Record set ::
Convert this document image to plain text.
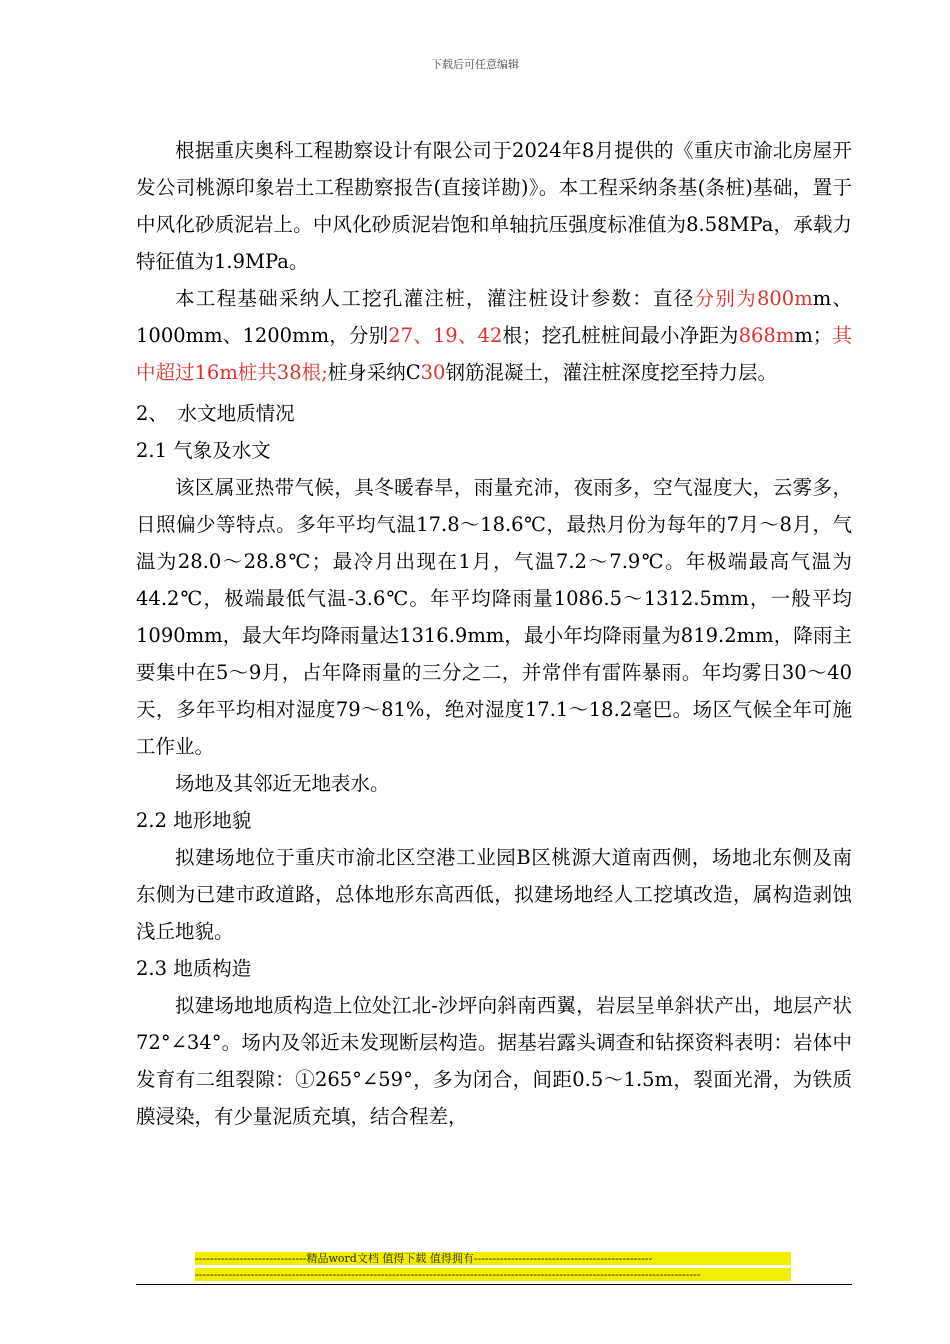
下载后可任意编辑

根据重庆奥科工程勘察设计有限公司于2024年8月提供的《重庆市渝北房屋开发公司桃源印象岩土工程勘察报告(直接详勘)》。本工程采纳条基(条桩)基础，置于中风化砂质泥岩上。中风化砂质泥岩饱和单轴抗压强度标准值为8.58MPa，承载力特征值为1.9MPa。

本工程基础采纳人工挖孔灌注桩，灌注桩设计参数：直径分别为800mm、1000mm、1200mm，分别27、19、42根；挖孔桩桩间最小净距为868mm；其中超过16m桩共38根;桩身采纳C30钢筋混凝土，灌注桩深度挖至持力层。

2、　水文地质情况

2.1 气象及水文

该区属亚热带气候，具冬暖春旱，雨量充沛，夜雨多，空气湿度大，云雾多，日照偏少等特点。多年平均气温17.8～18.6℃，最热月份为每年的7月～8月，气温为28.0～28.8℃；最冷月出现在1月，气温7.2～7.9℃。年极端最高气温为44.2℃，极端最低气温-3.6℃。年平均降雨量1086.5～1312.5mm，一般平均1090mm，最大年均降雨量达1316.9mm，最小年均降雨量为819.2mm，降雨主要集中在5～9月，占年降雨量的三分之二，并常伴有雷阵暴雨。年均雾日30～40天，多年平均相对湿度79～81%，绝对湿度17.1～18.2毫巴。场区气候全年可施工作业。

场地及其邻近无地表水。

2.2 地形地貌

拟建场地位于重庆市渝北区空港工业园B区桃源大道南西侧，场地北东侧及南东侧为已建市政道路，总体地形东高西低，拟建场地经人工挖填改造，属构造剥蚀浅丘地貌。

2.3 地质构造

拟建场地地质构造上位处江北-沙坪向斜南西翼，岩层呈单斜状产出，地层产状72°∠34°。场内及邻近未发现断层构造。据基岩露头调查和钻探资料表明：岩体中发育有二组裂隙：①265°∠59°，多为闭合，间距0.5～1.5m，裂面光滑，为铁质膜浸染，有少量泥质充填，结合程差，

------------------------------精品word文档 值得下载 值得拥有------------------------------------------------
----------------------------------------------------------------------------------------------------------------------------------------
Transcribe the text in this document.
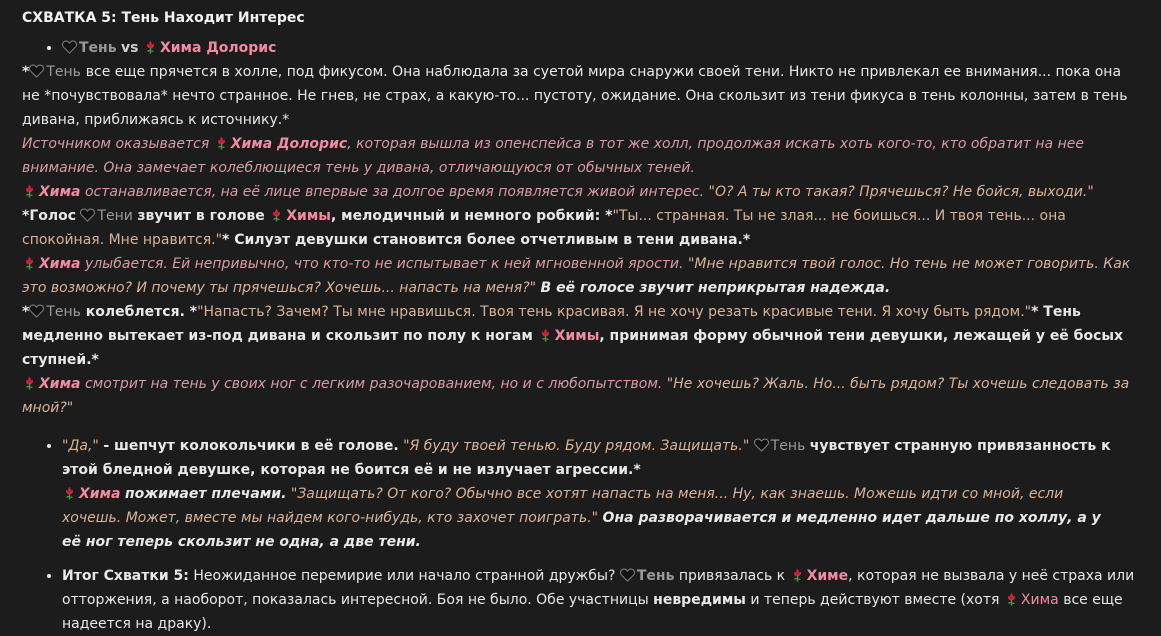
СХВАТКА 5: Тень Находит Интерес
• Тень vs Хима Долорис

* Тень все еще прячется в холле, под фикусом. Она наблюдала за суетой мира снаружи своей тени. Никто не привлекал ее внимания... пока она не *почувствовала* нечто странное. Не гнев, не страх, а какую-то... пустоту, ожидание. Она скользит из тени фикуса в тень колонны, затем в тень дивана, приближаясь к источнику.*

Источником оказывается Хима Долорис, которая вышла из опенспейса в тот же холл, продолжая искать хоть кого-то, кто обратит на нее внимание. Она замечает колеблющиеся тень у дивана, отличающуюся от обычных теней.

Хима останавливается, на её лице впервые за долгое время появляется живой интерес. "О? А ты кто такая? Прячешься? Не бойся, выходи."

*Голос Тени звучит в голове Химы, мелодичный и немного робкий: *"Ты... странная. Ты не злая... не боишься... И твоя тень... она спокойная. Мне нравится."* Силуэт девушки становится более отчетливым в тени дивана.*

Хима улыбается. Ей непривычно, что кто-то не испытывает к ней мгновенной ярости. "Мне нравится твой голос. Но тень не может говорить. Как это возможно? И почему ты прячешься? Хочешь... напасть на меня?" В её голосе звучит неприкрытая надежда.

* Тень колеблется. *"Напасть? Зачем? Ты мне нравишься. Твоя тень красивая. Я не хочу резать красивые тени. Я хочу быть рядом."* Тень медленно вытекает из-под дивана и скользит по полу к ногам Химы, принимая форму обычной тени девушки, лежащей у её босых ступней.*

Хима смотрит на тень у своих ног с легким разочарованием, но и с любопытством. "Не хочешь? Жаль. Но... быть рядом? Ты хочешь следовать за мной?"

• "Да," - шепчут колокольчики в её голове. "Я буду твоей тенью. Буду рядом. Защищать." Тень чувствует странную привязанность к этой бледной девушке, которая не боится её и не излучает агрессии.*
Хима пожимает плечами. "Защищать? От кого? Обычно все хотят напасть на меня... Ну, как знаешь. Можешь идти со мной, если хочешь. Может, вместе мы найдем кого-нибудь, кто захочет поиграть." Она разворачивается и медленно идет дальше по холлу, а у её ног теперь скользит не одна, а две тени.
• Итог Схватки 5: Неожиданное перемирие или начало странной дружбы? Тень привязалась к Химе, которая не вызвала у неё страха или отторжения, а наоборот, показалась интересной. Боя не было. Обе участницы невредимы и теперь действуют вместе (хотя Хима все еще надеется на драку).
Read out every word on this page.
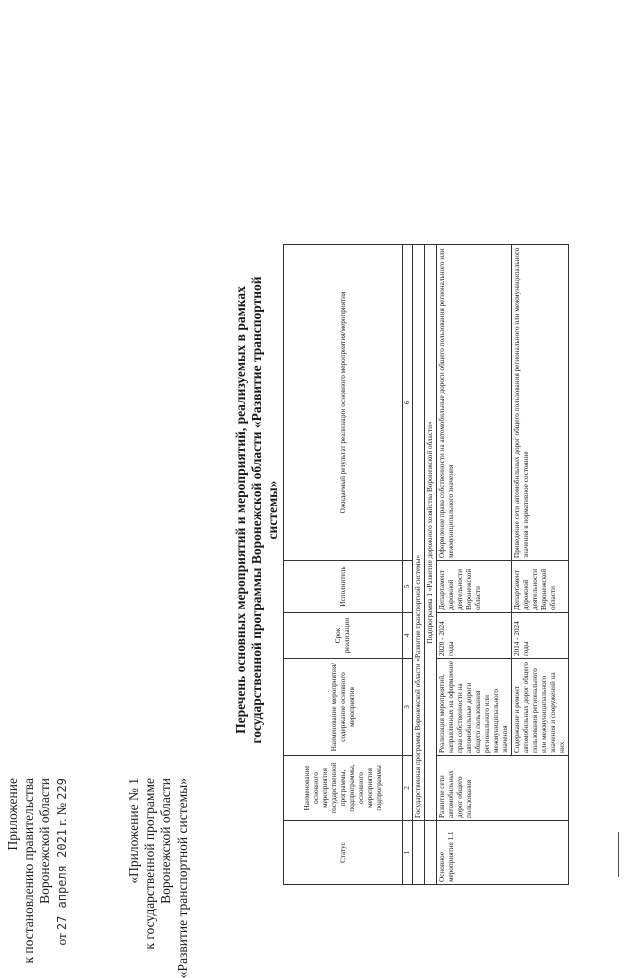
Приложение к постановлению правительства Воронежской области
от 27 апреля 2021 г. № 229	«Приложение № 1 к государственной программе Воронежской области «Развитие транспортной системы»
Перечень основных мероприятий и мероприятий, реализуемых в рамках государственной программы Воронежской области «Развитие транспортной системы»
Статус	Наименование основного мероприятия государственной программы, подпрограммы, основного мероприятия подпрограммы	Наименование мероприятия/содержание основного мероприятия	Срок реализации	Исполнитель	Ожидаемый результат реализации основного мероприятия/мероприятия
1	2	3	4	5	6
	Государственная программа Воронежской области «Развитие транспортной системы»				
	Подпрограмма 1 «Развитие дорожного хозяйства Воронежской области»				
Основное мероприятие 1.1	Развитие сети автомобильных дорог общего пользования	Реализация мероприятий, направленных на оформление прав собственности на автомобильные дороги общего пользования регионального или межмуниципального значения	2020 - 2024 годы	Департамент дорожной деятельности Воронежской области	Оформление права собственности на автомобильные дороги общего пользования регионального или межмуниципального значения
		Содержание и ремонт автомобильных дорог общего пользования регионального или межмуниципального значения и сооружений на них	2014 - 2024 годы	Департамент дорожной деятельности Воронежской области	Приведение сети автомобильных дорог общего пользования регионального или межмуниципального значения в нормативное состояние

Description of the task :: Look through the records and gather every line containing "мной".

Full solution ::
Хима смотрит на тень у своих ног с легким разочарованием, но и с любопытством. "Не хочешь? Жаль. Но... быть рядом? Ты хочешь следовать за мной?"
Хима пожимает плечами. "Защищать? От кого? Обычно все хотят напасть на меня... Ну, как знаешь. Можешь идти со мной, если хочешь. Может, вместе мы найдем кого-нибудь, кто захочет поиграть." Она разворачивается и медленно идет дальше по холлу, а у её ног теперь скользит не одна, а две тени.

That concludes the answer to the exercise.